Requirement ▸ Could you output every line of the listing below as a JSON list of strings, one string per line, with blank lines left out?

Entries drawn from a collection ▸
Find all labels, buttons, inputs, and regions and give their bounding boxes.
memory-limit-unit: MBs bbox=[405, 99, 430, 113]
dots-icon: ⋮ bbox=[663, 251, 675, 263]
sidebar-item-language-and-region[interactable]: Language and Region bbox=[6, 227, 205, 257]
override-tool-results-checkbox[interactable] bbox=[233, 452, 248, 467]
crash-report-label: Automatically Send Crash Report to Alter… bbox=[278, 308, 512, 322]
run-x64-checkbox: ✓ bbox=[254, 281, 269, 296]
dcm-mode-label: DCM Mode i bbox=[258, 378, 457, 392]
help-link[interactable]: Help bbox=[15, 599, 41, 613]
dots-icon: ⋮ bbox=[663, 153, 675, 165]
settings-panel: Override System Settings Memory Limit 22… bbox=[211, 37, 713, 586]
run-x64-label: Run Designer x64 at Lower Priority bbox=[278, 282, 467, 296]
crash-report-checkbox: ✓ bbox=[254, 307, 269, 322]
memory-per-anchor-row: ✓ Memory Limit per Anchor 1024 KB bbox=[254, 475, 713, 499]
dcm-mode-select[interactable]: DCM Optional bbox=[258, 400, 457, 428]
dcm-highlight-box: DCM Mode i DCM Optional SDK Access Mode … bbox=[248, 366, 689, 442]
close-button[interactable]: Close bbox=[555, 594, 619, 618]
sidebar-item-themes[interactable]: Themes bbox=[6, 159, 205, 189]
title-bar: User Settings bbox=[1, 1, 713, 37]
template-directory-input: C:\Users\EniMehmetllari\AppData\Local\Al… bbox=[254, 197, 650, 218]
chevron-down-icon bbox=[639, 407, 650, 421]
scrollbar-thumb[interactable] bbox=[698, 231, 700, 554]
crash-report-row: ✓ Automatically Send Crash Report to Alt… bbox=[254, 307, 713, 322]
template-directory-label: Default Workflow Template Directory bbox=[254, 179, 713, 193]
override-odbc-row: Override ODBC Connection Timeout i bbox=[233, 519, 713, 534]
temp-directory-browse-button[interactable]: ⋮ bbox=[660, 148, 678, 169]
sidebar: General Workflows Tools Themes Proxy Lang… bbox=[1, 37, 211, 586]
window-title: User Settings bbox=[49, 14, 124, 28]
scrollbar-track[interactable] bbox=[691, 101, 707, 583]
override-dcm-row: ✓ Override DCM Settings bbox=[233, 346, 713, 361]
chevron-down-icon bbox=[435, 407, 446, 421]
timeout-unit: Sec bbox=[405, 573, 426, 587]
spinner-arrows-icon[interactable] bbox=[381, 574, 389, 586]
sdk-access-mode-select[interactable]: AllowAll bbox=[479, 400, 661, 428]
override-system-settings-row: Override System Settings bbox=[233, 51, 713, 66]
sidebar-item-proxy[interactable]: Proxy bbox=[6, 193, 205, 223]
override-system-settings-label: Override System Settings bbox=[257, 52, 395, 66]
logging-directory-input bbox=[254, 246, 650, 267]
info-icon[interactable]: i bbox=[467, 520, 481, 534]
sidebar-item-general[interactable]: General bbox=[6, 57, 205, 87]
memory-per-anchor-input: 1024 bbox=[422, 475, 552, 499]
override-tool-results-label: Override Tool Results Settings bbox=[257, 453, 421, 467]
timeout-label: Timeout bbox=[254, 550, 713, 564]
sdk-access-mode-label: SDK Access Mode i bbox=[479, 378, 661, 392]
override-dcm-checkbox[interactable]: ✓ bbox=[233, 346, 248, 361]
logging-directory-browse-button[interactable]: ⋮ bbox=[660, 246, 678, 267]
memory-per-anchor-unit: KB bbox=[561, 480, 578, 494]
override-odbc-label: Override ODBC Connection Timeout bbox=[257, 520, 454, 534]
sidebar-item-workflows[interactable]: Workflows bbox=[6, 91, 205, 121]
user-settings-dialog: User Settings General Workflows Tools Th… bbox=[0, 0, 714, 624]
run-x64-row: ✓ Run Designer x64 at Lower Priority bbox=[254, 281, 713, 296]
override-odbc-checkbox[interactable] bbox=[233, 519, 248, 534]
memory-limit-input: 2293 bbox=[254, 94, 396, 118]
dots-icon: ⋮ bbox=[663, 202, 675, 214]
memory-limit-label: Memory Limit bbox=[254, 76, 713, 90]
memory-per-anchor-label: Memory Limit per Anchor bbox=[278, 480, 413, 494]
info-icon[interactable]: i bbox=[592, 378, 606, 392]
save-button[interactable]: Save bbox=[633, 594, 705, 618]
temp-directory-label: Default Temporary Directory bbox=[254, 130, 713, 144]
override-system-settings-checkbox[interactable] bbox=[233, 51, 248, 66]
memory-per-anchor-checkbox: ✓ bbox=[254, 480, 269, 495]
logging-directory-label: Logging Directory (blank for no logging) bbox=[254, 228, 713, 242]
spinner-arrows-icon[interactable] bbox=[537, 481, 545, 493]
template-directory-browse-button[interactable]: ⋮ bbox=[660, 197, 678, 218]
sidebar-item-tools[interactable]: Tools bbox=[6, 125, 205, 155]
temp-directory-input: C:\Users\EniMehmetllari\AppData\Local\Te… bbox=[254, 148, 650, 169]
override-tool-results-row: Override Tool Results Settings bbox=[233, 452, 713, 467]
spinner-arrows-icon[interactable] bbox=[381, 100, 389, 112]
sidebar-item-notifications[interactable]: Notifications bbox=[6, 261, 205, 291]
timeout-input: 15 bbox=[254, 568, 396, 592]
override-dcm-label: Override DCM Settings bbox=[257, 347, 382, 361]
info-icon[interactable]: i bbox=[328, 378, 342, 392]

The completed task ▸
[
  "Find all labels, buttons, inputs, and regions and give their bounding boxes.",
  "memory-limit-unit: MBs bbox=[405, 99, 430, 113]",
  "dots-icon: ⋮ bbox=[663, 251, 675, 263]",
  "sidebar-item-language-and-region[interactable]: Language and Region bbox=[6, 227, 205, 257]",
  "override-tool-results-checkbox[interactable] bbox=[233, 452, 248, 467]",
  "crash-report-label: Automatically Send Crash Report to Alter… bbox=[278, 308, 512, 322]",
  "run-x64-checkbox: ✓ bbox=[254, 281, 269, 296]",
  "dcm-mode-label: DCM Mode i bbox=[258, 378, 457, 392]",
  "help-link[interactable]: Help bbox=[15, 599, 41, 613]",
  "dots-icon: ⋮ bbox=[663, 153, 675, 165]",
  "settings-panel: Override System Settings Memory Limit 22… bbox=[211, 37, 713, 586]",
  "run-x64-label: Run Designer x64 at Lower Priority bbox=[278, 282, 467, 296]",
  "crash-report-checkbox: ✓ bbox=[254, 307, 269, 322]",
  "memory-per-anchor-row: ✓ Memory Limit per Anchor 1024 KB bbox=[254, 475, 713, 499]",
  "dcm-mode-select[interactable]: DCM Optional bbox=[258, 400, 457, 428]",
  "dcm-highlight-box: DCM Mode i DCM Optional SDK Access Mode … bbox=[248, 366, 689, 442]",
  "close-button[interactable]: Close bbox=[555, 594, 619, 618]",
  "sidebar-item-themes[interactable]: Themes bbox=[6, 159, 205, 189]",
  "title-bar: User Settings bbox=[1, 1, 713, 37]",
  "template-directory-input: C:\\Users\\EniMehmetllari\\AppData\\Local\\Al… bbox=[254, 197, 650, 218]",
  "chevron-down-icon bbox=[639, 407, 650, 421]",
  "scrollbar-thumb[interactable] bbox=[698, 231, 700, 554]",
  "crash-report-row: ✓ Automatically Send Crash Report to Alt… bbox=[254, 307, 713, 322]",
  "template-directory-label: Default Workflow Template Directory bbox=[254, 179, 713, 193]",
  "override-odbc-row: Override ODBC Connection Timeout i bbox=[233, 519, 713, 534]",
  "temp-directory-browse-button[interactable]: ⋮ bbox=[660, 148, 678, 169]",
  "sidebar: General Workflows Tools Themes Proxy Lang… bbox=[1, 37, 211, 586]",
  "window-title: User Settings bbox=[49, 14, 124, 28]",
  "scrollbar-track[interactable] bbox=[691, 101, 707, 583]",
  "override-dcm-row: ✓ Override DCM Settings bbox=[233, 346, 713, 361]",
  "chevron-down-icon bbox=[435, 407, 446, 421]",
  "timeout-unit: Sec bbox=[405, 573, 426, 587]",
  "spinner-arrows-icon[interactable] bbox=[381, 574, 389, 586]",
  "sdk-access-mode-select[interactable]: AllowAll bbox=[479, 400, 661, 428]",
  "override-system-settings-row: Override System Settings bbox=[233, 51, 713, 66]",
  "sidebar-item-proxy[interactable]: Proxy bbox=[6, 193, 205, 223]",
  "override-system-settings-label: Override System Settings bbox=[257, 52, 395, 66]",
  "logging-directory-input bbox=[254, 246, 650, 267]",
  "info-icon[interactable]: i bbox=[467, 520, 481, 534]",
  "sidebar-item-general[interactable]: General bbox=[6, 57, 205, 87]",
  "memory-per-anchor-input: 1024 bbox=[422, 475, 552, 499]",
  "override-tool-results-label: Override Tool Results Settings bbox=[257, 453, 421, 467]",
  "timeout-label: Timeout bbox=[254, 550, 713, 564]",
  "sdk-access-mode-label: SDK Access Mode i bbox=[479, 378, 661, 392]",
  "override-dcm-checkbox[interactable]: ✓ bbox=[233, 346, 248, 361]",
  "logging-directory-browse-button[interactable]: ⋮ bbox=[660, 246, 678, 267]",
  "memory-per-anchor-unit: KB bbox=[561, 480, 578, 494]",
  "override-odbc-label: Override ODBC Connection Timeout bbox=[257, 520, 454, 534]",
  "sidebar-item-workflows[interactable]: Workflows bbox=[6, 91, 205, 121]",
  "user-settings-dialog: User Settings General Workflows Tools Th… bbox=[0, 0, 714, 624]",
  "run-x64-row: ✓ Run Designer x64 at Lower Priority bbox=[254, 281, 713, 296]",
  "override-odbc-checkbox[interactable] bbox=[233, 519, 248, 534]",
  "memory-limit-input: 2293 bbox=[254, 94, 396, 118]",
  "dots-icon: ⋮ bbox=[663, 202, 675, 214]",
  "memory-limit-label: Memory Limit bbox=[254, 76, 713, 90]",
  "memory-per-anchor-label: Memory Limit per Anchor bbox=[278, 480, 413, 494]",
  "info-icon[interactable]: i bbox=[592, 378, 606, 392]",
  "save-button[interactable]: Save bbox=[633, 594, 705, 618]",
  "temp-directory-label: Default Temporary Directory bbox=[254, 130, 713, 144]",
  "override-system-settings-checkbox[interactable] bbox=[233, 51, 248, 66]",
  "memory-per-anchor-checkbox: ✓ bbox=[254, 480, 269, 495]",
  "logging-directory-label: Logging Directory (blank for no logging) bbox=[254, 228, 713, 242]",
  "spinner-arrows-icon[interactable] bbox=[537, 481, 545, 493]",
  "template-directory-browse-button[interactable]: ⋮ bbox=[660, 197, 678, 218]",
  "sidebar-item-tools[interactable]: Tools bbox=[6, 125, 205, 155]",
  "temp-directory-input: C:\\Users\\EniMehmetllari\\AppData\\Local\\Te… bbox=[254, 148, 650, 169]",
  "override-tool-results-row: Override Tool Results Settings bbox=[233, 452, 713, 467]",
  "spinner-arrows-icon[interactable] bbox=[381, 100, 389, 112]",
  "sidebar-item-notifications[interactable]: Notifications bbox=[6, 261, 205, 291]",
  "timeout-input: 15 bbox=[254, 568, 396, 592]",
  "override-dcm-label: Override DCM Settings bbox=[257, 347, 382, 361]",
  "info-icon[interactable]: i bbox=[328, 378, 342, 392]"
]